_Entries taken from a collection_.
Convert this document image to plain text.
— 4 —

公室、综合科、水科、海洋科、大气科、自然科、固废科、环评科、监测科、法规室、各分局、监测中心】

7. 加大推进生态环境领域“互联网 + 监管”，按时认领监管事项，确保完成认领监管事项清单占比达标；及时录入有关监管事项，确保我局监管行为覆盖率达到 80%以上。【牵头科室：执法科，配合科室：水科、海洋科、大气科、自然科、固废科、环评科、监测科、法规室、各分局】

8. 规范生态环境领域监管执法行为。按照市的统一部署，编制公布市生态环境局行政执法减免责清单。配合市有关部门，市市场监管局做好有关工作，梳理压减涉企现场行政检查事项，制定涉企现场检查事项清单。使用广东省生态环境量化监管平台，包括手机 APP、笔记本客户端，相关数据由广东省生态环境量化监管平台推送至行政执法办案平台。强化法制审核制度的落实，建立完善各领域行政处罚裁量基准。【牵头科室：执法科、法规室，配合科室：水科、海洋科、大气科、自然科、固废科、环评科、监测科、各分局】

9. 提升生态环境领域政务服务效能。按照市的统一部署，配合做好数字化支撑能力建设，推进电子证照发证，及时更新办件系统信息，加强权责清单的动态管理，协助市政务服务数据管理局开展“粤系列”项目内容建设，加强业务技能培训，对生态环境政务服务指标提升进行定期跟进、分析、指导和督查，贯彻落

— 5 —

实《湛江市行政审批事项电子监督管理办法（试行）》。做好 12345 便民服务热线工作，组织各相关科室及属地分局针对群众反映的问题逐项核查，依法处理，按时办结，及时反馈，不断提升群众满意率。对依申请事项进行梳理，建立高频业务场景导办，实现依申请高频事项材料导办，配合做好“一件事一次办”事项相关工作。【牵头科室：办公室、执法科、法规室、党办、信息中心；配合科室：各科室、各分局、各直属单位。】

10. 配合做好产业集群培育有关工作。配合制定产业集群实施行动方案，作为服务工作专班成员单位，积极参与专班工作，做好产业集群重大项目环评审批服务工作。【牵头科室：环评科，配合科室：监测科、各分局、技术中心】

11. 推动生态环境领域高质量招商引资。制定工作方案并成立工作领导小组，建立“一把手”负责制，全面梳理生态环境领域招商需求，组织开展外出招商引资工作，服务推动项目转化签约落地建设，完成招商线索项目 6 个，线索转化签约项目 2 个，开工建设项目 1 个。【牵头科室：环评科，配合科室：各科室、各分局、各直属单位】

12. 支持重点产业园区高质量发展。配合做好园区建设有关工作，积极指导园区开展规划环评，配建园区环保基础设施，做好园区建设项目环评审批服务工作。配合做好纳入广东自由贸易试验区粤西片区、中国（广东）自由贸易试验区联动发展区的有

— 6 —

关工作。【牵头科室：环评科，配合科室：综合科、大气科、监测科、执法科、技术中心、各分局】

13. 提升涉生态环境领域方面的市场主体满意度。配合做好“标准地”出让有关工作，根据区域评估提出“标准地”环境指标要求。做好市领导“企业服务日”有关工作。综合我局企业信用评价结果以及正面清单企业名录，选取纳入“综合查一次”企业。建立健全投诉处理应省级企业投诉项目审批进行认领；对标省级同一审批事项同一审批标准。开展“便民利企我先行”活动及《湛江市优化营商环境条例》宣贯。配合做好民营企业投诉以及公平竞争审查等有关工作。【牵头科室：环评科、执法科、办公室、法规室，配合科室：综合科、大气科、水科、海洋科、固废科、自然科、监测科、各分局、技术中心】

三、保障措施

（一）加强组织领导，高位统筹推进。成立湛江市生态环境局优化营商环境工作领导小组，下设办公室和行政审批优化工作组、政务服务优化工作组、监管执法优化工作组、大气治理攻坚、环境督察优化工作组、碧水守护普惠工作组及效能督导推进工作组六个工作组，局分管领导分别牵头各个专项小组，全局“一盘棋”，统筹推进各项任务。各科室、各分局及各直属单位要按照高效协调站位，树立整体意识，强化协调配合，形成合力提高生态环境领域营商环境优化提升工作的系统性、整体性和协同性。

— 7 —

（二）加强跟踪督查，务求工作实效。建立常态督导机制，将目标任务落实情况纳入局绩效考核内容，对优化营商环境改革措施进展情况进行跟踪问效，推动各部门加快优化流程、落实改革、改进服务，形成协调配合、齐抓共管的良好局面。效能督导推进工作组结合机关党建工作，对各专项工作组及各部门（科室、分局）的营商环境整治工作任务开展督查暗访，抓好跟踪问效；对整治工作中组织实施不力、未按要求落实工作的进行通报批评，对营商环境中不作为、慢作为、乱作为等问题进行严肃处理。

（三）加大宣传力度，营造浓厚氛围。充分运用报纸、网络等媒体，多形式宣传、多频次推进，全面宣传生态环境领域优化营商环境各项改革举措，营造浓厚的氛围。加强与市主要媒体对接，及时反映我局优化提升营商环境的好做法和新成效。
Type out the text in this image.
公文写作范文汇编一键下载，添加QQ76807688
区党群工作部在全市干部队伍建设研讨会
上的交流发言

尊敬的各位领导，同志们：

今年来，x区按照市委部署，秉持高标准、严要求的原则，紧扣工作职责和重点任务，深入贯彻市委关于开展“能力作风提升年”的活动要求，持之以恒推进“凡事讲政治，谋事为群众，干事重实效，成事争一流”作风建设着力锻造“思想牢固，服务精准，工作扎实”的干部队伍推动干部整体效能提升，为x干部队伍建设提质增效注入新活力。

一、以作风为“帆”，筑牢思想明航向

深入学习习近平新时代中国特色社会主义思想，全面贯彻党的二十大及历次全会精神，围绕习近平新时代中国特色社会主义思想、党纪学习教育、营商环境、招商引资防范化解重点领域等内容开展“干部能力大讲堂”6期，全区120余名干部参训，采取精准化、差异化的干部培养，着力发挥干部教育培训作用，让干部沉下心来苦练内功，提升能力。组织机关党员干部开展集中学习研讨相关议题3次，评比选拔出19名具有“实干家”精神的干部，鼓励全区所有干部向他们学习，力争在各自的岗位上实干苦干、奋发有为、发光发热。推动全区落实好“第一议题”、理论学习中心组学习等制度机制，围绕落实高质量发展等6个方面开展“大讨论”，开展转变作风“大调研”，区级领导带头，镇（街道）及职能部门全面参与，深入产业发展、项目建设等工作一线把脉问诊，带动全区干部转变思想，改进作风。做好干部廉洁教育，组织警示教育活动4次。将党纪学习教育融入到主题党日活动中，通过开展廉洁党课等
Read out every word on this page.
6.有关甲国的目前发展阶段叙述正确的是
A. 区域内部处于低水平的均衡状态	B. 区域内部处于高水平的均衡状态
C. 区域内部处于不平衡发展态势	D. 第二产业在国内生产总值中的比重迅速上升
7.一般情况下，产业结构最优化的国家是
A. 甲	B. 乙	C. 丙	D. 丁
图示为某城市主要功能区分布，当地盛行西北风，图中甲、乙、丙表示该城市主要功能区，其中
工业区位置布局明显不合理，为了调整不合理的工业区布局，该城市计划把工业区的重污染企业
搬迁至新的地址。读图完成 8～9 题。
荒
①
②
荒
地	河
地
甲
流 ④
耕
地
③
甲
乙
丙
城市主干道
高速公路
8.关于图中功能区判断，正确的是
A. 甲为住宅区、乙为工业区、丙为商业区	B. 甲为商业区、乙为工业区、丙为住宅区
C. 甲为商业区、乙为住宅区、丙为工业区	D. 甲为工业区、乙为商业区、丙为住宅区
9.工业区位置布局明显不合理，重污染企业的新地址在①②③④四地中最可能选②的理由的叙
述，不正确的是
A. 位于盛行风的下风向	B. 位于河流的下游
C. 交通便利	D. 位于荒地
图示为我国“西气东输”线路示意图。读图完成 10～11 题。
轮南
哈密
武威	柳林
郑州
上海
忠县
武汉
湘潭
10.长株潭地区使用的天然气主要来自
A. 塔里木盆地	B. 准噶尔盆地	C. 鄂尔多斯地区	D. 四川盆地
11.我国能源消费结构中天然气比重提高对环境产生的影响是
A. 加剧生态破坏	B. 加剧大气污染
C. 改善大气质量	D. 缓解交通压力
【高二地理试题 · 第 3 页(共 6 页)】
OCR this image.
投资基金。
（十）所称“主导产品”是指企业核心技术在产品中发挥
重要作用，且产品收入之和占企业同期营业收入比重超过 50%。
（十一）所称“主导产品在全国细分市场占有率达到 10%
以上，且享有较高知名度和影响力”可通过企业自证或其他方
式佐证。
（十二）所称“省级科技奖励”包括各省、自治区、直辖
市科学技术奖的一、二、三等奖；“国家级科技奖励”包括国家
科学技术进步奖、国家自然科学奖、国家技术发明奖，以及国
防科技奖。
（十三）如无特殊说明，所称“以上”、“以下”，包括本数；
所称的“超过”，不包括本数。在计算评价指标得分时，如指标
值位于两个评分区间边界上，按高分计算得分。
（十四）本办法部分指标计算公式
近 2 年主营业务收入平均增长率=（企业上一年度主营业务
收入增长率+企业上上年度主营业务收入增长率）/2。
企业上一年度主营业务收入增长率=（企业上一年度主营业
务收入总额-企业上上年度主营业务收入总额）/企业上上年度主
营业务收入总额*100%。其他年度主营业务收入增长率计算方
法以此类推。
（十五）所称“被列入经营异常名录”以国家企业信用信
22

_Short task_. Copy out each line of the data containing the string "image".

_Task solution_.
Convert this document image to plain text.
Type out the text in this image.
OCR this image.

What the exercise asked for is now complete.